-- begin --

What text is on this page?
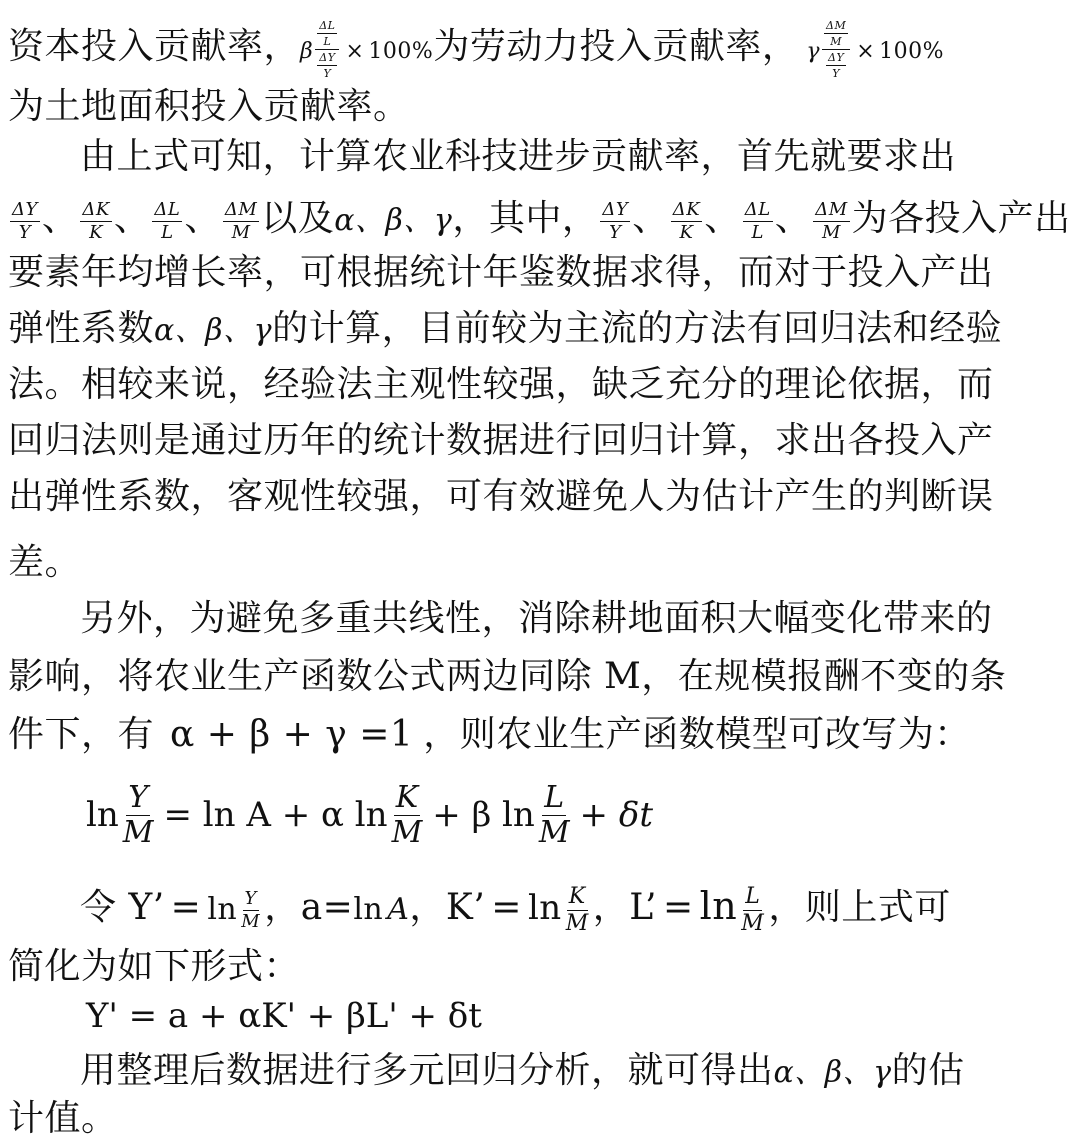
资本投入贡献率，β $\frac{\frac{\Delta L}{L}}{\frac{\Delta Y}{Y}} \times 100\%$为劳动力投入贡献率， γ $\frac{\frac{\Delta M}{M}}{\frac{\Delta Y}{Y}} \times 100\%$
为土地面积投入贡献率。
由上式可知，计算农业科技进步贡献率，首先就要求出
$\frac{\Delta Y}{Y}$ 、 $\frac{\Delta K}{K}$ 、 $\frac{\Delta L}{L}$ 、 $\frac{\Delta M}{M}$ 以及α、β、γ，其中， $\frac{\Delta Y}{Y}$ 、 $\frac{\Delta K}{K}$ 、 $\frac{\Delta L}{L}$ 、 $\frac{\Delta M}{M}$ 为各投入产出
要素年均增长率，可根据统计年鉴数据求得，而对于投入产出
弹性系数α、β、γ的计算，目前较为主流的方法有回归法和经验
法。相较来说，经验法主观性较强，缺乏充分的理论依据，而
回归法则是通过历年的统计数据进行回归计算，求出各投入产
出弹性系数，客观性较强，可有效避免人为估计产生的判断误
差。
另外，为避免多重共线性，消除耕地面积大幅变化带来的
影响，将农业生产函数公式两边同除 M，在规模报酬不变的条
件下，有 α + β + γ =1 ，则农业生产函数模型可改写为：
$\ln \frac{Y}{M} = \ln A + \alpha$ $\ln \frac{K}{M} + \beta$ $\ln \frac{L}{M} + \delta t$
令 Y’ = $\ln \frac{Y}{M}$ ，a=ln A，K’ = $\ln \frac{K}{M}$ ，L’ = $\ln \frac{L}{M}$ ，则上式可
简化为如下形式：
Y' = a + αK' + βL' + δt
用整理后数据进行多元回归分析，就可得出α、β、γ的估
计值。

-- end --

Reproduce the whole listing word for word, setting aside any pictures.

> Complete output
What text is on this page?
资本投入贡献率，β $\frac{\frac{\Delta L}{L}}{\frac{\Delta Y}{Y}} \times 100\%$为劳动力投入贡献率， γ $\frac{\frac{\Delta M}{M}}{\frac{\Delta Y}{Y}} \times 100\%$
为土地面积投入贡献率。
由上式可知，计算农业科技进步贡献率，首先就要求出
$\frac{\Delta Y}{Y}$ 、 $\frac{\Delta K}{K}$ 、 $\frac{\Delta L}{L}$ 、 $\frac{\Delta M}{M}$ 以及α、β、γ，其中， $\frac{\Delta Y}{Y}$ 、 $\frac{\Delta K}{K}$ 、 $\frac{\Delta L}{L}$ 、 $\frac{\Delta M}{M}$ 为各投入产出
要素年均增长率，可根据统计年鉴数据求得，而对于投入产出
弹性系数α、β、γ的计算，目前较为主流的方法有回归法和经验
法。相较来说，经验法主观性较强，缺乏充分的理论依据，而
回归法则是通过历年的统计数据进行回归计算，求出各投入产
出弹性系数，客观性较强，可有效避免人为估计产生的判断误
差。
另外，为避免多重共线性，消除耕地面积大幅变化带来的
影响，将农业生产函数公式两边同除 M，在规模报酬不变的条
件下，有 α + β + γ =1 ，则农业生产函数模型可改写为：
$\ln \frac{Y}{M} = \ln A + \alpha$ $\ln \frac{K}{M} + \beta$ $\ln \frac{L}{M} + \delta t$
令 Y’ = $\ln \frac{Y}{M}$ ，a=ln A，K’ = $\ln \frac{K}{M}$ ，L’ = $\ln \frac{L}{M}$ ，则上式可
简化为如下形式：
Y' = a + αK' + βL' + δt
用整理后数据进行多元回归分析，就可得出α、β、γ的估
计值。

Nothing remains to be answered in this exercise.